*WORK TO DO*
Convert the data from the line containing "Patent image size: (778, 652)." through the line containing "The notification algorithm" into a JSON list of strings, one string per line, leaving out blank lines.

*Records excerpted from a collection*
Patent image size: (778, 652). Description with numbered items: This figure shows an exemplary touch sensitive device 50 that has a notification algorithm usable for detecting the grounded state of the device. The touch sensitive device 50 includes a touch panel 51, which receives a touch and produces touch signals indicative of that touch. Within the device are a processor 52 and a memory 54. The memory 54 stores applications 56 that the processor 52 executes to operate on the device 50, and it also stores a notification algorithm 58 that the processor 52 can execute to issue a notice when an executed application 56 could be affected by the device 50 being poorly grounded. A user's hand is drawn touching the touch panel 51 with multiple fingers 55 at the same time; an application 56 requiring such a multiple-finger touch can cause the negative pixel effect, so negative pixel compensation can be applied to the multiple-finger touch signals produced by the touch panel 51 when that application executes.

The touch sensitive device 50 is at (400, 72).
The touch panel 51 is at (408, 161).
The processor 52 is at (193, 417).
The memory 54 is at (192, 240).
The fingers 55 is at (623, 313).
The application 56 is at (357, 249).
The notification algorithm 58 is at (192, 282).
...
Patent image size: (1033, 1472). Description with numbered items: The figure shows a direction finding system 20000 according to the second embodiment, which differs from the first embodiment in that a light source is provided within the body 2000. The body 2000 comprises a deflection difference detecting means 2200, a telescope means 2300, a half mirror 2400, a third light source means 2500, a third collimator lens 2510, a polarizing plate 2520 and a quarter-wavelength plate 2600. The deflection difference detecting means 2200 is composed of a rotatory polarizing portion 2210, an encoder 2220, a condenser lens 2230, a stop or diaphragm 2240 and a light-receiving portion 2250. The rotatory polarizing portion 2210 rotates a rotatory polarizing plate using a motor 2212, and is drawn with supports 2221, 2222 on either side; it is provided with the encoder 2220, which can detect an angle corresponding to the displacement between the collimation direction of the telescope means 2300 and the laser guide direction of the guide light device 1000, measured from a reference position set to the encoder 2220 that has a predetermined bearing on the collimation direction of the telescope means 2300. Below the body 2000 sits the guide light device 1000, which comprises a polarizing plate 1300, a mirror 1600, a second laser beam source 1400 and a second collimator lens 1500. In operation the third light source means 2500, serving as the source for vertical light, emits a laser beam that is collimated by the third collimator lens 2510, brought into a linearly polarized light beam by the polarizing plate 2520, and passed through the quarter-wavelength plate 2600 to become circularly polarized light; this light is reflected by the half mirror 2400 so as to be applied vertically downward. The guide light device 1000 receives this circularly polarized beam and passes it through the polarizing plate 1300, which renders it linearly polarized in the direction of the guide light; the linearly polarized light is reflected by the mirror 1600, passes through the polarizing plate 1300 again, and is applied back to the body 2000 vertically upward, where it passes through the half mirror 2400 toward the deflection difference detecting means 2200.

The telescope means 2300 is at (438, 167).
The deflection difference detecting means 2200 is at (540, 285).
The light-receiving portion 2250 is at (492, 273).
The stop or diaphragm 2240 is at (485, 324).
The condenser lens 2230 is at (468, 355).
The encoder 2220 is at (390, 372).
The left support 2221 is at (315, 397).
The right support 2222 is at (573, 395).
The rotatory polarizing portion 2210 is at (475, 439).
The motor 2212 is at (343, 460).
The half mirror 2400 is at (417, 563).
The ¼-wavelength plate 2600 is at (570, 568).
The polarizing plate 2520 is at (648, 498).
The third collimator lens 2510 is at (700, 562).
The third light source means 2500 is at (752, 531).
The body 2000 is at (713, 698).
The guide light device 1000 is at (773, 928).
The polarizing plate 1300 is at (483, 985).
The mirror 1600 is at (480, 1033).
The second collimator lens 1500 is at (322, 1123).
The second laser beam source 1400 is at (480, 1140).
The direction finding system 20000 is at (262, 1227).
--
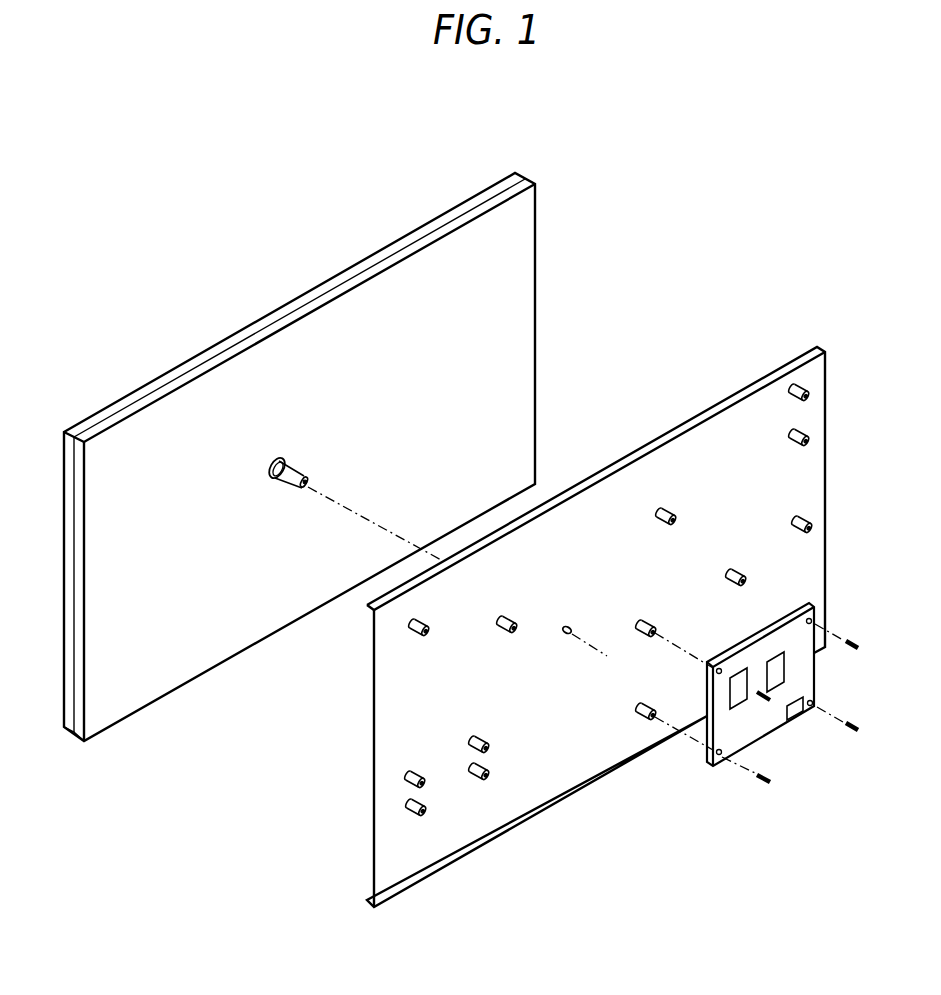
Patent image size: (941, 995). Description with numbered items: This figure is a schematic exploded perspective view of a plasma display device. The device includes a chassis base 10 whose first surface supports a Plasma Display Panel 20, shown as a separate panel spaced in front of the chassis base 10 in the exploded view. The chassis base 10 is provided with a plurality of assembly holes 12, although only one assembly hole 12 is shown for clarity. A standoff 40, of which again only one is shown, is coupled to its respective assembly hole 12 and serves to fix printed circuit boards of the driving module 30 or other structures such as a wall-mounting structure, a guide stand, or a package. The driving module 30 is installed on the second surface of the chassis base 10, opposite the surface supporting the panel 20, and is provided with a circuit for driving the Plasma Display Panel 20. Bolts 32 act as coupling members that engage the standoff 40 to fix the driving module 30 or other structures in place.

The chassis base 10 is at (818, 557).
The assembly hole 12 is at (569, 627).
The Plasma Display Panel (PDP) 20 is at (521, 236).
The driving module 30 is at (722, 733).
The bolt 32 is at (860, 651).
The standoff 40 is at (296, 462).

*EXPECTED ANSWER*
[
  "Patent image size: (778, 652). Description with numbered items: This figure shows an exemplary touch sensitive device 50 that has a notification algorithm usable for detecting the grounded state of the device. The touch sensitive device 50 includes a touch panel 51, which receives a touch and produces touch signals indicative of that touch. Within the device are a processor 52 and a memory 54. The memory 54 stores applications 56 that the processor 52 executes to operate on the device 50, and it also stores a notification algorithm 58 that the processor 52 can execute to issue a notice when an executed application 56 could be affected by the device 50 being poorly grounded. A user's hand is drawn touching the touch panel 51 with multiple fingers 55 at the same time; an application 56 requiring such a multiple-finger touch can cause the negative pixel effect, so negative pixel compensation can be applied to the multiple-finger touch signals produced by the touch panel 51 when that application executes.",
  "The touch sensitive device 50 is at (400, 72).",
  "The touch panel 51 is at (408, 161).",
  "The processor 52 is at (193, 417).",
  "The memory 54 is at (192, 240).",
  "The fingers 55 is at (623, 313).",
  "The application 56 is at (357, 249).",
  "The notification algorithm 58 is at (192, 282)."
]